[START Records shown]

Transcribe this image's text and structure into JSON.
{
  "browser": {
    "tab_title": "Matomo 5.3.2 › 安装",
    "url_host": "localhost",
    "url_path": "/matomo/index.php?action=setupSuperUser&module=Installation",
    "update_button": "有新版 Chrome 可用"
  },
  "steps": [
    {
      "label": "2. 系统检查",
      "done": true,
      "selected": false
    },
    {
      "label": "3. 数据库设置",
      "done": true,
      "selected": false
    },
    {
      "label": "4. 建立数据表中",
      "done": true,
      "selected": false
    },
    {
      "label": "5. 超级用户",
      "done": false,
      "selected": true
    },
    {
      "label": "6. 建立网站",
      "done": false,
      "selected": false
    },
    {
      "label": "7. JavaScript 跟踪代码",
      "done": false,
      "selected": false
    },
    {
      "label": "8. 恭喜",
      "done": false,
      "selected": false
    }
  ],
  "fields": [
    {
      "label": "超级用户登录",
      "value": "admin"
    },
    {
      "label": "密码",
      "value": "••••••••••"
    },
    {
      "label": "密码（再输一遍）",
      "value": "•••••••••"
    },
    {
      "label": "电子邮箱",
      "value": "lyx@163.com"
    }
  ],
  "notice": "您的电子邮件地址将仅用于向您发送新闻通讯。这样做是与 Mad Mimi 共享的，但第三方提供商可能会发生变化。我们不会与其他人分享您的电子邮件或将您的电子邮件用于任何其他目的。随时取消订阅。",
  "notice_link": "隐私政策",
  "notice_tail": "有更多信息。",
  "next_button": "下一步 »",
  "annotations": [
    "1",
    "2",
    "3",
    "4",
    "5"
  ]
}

[END Records shown]

Goal → In the records above, find the lines containing "label" and copy them.

Output below →
      "label": "2. 系统检查",
      "label": "3. 数据库设置",
      "label": "4. 建立数据表中",
      "label": "5. 超级用户",
      "label": "6. 建立网站",
      "label": "7. JavaScript 跟踪代码",
      "label": "8. 恭喜",
      "label": "超级用户登录",
      "label": "密码",
      "label": "密码（再输一遍）",
      "label": "电子邮箱",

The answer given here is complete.